▶ **The request**: Can you pull out each line of the data below that includes the word "with"?

[Lines of data]

++++++++

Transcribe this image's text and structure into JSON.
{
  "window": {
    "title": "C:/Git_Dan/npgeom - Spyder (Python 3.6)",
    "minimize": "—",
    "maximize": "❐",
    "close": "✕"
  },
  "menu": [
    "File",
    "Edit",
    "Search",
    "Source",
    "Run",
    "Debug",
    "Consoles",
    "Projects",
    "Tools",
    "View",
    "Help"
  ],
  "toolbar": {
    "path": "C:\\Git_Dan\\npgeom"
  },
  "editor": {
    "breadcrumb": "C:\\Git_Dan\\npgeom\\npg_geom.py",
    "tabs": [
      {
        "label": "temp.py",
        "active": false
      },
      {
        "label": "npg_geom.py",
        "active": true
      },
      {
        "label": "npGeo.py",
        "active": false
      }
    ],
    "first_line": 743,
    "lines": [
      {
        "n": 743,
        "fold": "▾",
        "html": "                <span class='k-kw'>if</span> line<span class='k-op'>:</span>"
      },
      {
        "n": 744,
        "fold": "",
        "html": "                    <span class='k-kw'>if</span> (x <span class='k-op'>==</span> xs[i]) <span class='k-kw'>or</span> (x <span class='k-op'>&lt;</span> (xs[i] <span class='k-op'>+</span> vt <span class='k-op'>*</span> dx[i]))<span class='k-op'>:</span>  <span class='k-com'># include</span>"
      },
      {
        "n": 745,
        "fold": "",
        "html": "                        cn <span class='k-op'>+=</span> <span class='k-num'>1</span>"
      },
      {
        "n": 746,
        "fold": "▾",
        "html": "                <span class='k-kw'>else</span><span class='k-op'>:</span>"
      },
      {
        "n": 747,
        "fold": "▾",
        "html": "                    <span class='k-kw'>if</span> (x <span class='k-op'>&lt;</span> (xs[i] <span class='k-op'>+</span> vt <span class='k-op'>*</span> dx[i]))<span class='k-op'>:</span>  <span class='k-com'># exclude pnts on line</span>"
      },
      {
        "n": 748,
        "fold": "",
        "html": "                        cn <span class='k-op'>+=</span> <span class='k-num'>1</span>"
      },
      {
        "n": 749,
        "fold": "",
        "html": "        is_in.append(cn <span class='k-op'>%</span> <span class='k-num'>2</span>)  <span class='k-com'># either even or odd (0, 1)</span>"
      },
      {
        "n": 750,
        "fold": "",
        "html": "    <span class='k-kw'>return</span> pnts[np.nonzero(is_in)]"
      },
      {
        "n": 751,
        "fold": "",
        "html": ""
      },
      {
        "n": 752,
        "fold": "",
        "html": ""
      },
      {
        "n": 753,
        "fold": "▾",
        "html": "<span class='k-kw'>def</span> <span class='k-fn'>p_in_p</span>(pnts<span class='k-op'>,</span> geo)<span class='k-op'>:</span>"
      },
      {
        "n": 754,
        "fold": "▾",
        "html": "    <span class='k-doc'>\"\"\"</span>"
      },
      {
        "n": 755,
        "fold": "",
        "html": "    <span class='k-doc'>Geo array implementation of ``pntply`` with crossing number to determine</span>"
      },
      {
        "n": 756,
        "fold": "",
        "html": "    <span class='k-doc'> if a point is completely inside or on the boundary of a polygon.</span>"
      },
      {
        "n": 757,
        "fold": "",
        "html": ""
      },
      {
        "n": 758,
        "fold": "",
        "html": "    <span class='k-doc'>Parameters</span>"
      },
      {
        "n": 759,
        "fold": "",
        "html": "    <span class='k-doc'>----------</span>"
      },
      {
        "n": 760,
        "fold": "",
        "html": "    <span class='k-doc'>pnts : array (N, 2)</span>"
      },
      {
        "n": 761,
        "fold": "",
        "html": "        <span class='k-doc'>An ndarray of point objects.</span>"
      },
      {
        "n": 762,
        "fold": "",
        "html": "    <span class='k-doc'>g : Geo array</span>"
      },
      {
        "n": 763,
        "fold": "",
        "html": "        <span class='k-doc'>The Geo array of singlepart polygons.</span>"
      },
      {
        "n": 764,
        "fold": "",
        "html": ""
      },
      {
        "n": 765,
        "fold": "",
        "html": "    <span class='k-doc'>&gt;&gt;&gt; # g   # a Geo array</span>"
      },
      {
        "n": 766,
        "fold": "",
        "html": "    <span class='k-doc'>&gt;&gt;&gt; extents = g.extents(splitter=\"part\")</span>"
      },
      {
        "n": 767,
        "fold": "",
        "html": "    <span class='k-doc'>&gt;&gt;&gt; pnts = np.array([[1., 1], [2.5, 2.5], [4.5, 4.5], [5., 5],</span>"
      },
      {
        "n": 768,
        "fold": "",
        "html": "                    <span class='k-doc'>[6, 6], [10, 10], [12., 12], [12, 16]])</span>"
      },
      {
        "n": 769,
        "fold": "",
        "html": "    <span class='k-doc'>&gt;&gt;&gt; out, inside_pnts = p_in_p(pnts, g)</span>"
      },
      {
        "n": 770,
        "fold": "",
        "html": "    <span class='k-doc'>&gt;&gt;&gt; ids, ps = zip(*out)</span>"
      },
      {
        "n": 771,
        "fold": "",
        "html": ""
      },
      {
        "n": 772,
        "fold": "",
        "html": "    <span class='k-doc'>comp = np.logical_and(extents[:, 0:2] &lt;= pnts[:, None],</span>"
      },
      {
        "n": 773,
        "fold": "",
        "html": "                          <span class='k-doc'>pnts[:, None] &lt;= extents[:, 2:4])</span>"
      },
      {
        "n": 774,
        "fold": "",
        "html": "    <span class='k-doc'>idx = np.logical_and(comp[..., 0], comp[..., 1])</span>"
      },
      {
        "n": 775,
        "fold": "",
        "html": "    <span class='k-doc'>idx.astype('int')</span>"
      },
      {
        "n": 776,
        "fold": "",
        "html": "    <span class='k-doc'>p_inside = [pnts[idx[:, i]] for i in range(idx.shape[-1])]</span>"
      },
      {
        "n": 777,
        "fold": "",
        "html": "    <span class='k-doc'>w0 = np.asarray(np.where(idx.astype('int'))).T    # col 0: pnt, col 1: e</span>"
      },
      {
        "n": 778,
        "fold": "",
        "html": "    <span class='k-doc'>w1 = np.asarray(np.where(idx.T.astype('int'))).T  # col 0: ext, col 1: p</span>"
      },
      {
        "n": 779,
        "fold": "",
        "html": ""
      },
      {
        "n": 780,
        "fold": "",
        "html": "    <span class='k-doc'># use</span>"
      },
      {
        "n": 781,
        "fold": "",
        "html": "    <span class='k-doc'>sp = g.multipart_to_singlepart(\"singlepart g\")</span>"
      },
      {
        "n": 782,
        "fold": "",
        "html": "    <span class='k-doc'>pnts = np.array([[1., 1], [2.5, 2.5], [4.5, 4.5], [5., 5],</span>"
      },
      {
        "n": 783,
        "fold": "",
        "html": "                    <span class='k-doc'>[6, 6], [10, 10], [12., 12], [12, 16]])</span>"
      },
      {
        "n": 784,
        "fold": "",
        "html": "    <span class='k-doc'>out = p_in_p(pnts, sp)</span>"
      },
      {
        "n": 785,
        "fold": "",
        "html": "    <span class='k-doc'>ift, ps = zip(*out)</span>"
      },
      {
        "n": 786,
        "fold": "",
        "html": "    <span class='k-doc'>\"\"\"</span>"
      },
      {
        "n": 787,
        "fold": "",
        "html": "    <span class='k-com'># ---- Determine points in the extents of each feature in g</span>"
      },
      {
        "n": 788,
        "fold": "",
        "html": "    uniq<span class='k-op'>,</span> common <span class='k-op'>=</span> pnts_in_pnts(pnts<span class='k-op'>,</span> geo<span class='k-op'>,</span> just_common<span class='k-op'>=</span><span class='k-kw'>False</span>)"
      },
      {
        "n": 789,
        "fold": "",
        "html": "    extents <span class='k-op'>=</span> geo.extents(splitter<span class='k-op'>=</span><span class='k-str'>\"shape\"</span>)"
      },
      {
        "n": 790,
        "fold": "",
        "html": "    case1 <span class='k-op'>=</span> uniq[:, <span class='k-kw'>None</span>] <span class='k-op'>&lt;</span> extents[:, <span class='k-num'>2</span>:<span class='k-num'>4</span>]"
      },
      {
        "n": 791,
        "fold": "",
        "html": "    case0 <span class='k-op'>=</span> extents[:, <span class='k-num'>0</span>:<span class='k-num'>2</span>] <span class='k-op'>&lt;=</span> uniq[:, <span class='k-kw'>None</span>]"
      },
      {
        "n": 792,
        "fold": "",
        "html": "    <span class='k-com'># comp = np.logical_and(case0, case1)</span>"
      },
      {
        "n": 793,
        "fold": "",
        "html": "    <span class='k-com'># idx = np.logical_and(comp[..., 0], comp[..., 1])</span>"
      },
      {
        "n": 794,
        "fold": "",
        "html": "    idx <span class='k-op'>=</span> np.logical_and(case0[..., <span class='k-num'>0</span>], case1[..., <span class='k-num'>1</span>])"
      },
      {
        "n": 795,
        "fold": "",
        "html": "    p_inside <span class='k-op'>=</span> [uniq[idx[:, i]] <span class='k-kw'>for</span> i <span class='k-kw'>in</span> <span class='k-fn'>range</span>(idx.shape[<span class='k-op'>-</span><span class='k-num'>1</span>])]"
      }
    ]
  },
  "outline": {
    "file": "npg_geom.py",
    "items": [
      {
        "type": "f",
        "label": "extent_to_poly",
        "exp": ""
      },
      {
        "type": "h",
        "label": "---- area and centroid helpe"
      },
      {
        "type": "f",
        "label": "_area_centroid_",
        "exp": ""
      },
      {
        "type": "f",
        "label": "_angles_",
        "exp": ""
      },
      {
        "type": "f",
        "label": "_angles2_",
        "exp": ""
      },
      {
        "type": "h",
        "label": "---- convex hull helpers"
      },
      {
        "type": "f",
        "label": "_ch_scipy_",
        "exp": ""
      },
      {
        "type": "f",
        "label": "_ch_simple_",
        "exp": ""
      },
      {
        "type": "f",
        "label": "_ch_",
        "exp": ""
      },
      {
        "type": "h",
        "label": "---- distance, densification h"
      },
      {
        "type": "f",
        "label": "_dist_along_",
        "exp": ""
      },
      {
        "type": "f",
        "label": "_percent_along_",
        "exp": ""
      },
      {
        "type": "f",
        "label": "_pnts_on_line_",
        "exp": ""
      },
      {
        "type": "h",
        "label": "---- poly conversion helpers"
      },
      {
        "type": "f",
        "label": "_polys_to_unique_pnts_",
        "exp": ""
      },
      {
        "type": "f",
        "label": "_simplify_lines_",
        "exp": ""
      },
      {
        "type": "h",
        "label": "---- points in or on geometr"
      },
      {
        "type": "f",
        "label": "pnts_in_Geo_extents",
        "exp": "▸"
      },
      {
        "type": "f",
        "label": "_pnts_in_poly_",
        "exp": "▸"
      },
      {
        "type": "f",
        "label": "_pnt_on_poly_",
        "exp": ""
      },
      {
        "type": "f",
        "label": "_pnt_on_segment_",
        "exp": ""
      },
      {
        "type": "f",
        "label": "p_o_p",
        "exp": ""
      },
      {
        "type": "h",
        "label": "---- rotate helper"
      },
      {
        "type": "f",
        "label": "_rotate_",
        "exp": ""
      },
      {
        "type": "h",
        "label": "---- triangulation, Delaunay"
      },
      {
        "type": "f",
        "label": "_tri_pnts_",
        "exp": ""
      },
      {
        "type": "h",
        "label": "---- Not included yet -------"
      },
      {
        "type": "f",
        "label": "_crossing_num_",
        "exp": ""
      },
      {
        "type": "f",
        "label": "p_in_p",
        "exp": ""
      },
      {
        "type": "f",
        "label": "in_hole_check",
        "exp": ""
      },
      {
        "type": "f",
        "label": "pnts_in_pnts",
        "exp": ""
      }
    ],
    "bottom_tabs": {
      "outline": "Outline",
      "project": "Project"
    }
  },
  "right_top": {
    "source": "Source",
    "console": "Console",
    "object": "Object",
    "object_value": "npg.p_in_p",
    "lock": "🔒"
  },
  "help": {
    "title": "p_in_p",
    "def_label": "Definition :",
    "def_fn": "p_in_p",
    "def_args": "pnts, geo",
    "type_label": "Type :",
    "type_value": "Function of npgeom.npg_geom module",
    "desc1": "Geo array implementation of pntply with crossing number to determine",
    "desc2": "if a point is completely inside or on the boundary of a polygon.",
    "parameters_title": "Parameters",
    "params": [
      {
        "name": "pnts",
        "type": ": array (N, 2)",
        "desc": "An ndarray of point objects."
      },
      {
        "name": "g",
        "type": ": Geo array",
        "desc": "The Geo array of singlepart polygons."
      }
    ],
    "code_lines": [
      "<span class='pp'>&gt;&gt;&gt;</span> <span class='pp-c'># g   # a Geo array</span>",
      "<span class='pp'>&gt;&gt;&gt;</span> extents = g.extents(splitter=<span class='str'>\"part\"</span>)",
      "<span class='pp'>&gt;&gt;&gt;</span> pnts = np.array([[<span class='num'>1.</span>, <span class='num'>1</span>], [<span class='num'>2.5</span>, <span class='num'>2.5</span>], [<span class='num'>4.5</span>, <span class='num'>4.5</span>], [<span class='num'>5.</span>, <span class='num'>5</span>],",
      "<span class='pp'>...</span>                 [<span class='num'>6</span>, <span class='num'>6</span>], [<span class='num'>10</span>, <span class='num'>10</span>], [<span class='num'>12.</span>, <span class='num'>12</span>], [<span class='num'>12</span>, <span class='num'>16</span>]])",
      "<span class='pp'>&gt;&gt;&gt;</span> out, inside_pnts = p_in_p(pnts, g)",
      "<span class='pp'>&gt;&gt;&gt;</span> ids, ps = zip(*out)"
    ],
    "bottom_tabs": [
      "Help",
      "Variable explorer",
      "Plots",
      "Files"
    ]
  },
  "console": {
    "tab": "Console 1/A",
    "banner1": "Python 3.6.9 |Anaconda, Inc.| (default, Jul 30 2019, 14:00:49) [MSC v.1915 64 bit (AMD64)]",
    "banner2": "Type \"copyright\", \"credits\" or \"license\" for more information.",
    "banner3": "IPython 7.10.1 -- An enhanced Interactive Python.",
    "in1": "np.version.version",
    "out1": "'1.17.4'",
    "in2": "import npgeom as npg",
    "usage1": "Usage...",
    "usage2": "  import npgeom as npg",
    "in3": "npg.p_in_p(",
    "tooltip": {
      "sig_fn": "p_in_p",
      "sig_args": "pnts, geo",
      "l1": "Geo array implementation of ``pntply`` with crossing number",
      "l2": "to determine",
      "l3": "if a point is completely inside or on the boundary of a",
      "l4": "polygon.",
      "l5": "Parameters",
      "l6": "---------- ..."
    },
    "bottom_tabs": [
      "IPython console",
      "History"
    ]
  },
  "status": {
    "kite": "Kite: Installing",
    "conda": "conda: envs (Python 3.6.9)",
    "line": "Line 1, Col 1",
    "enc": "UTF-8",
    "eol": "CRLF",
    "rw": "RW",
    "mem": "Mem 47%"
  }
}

++++++++

▶ **Answer in full**:
        "html": "    <span class='k-doc'>Geo array implementation of ``pntply`` with crossing number to determine</span>"
    "desc1": "Geo array implementation of pntply with crossing number to determine",
      "l1": "Geo array implementation of ``pntply`` with crossing number",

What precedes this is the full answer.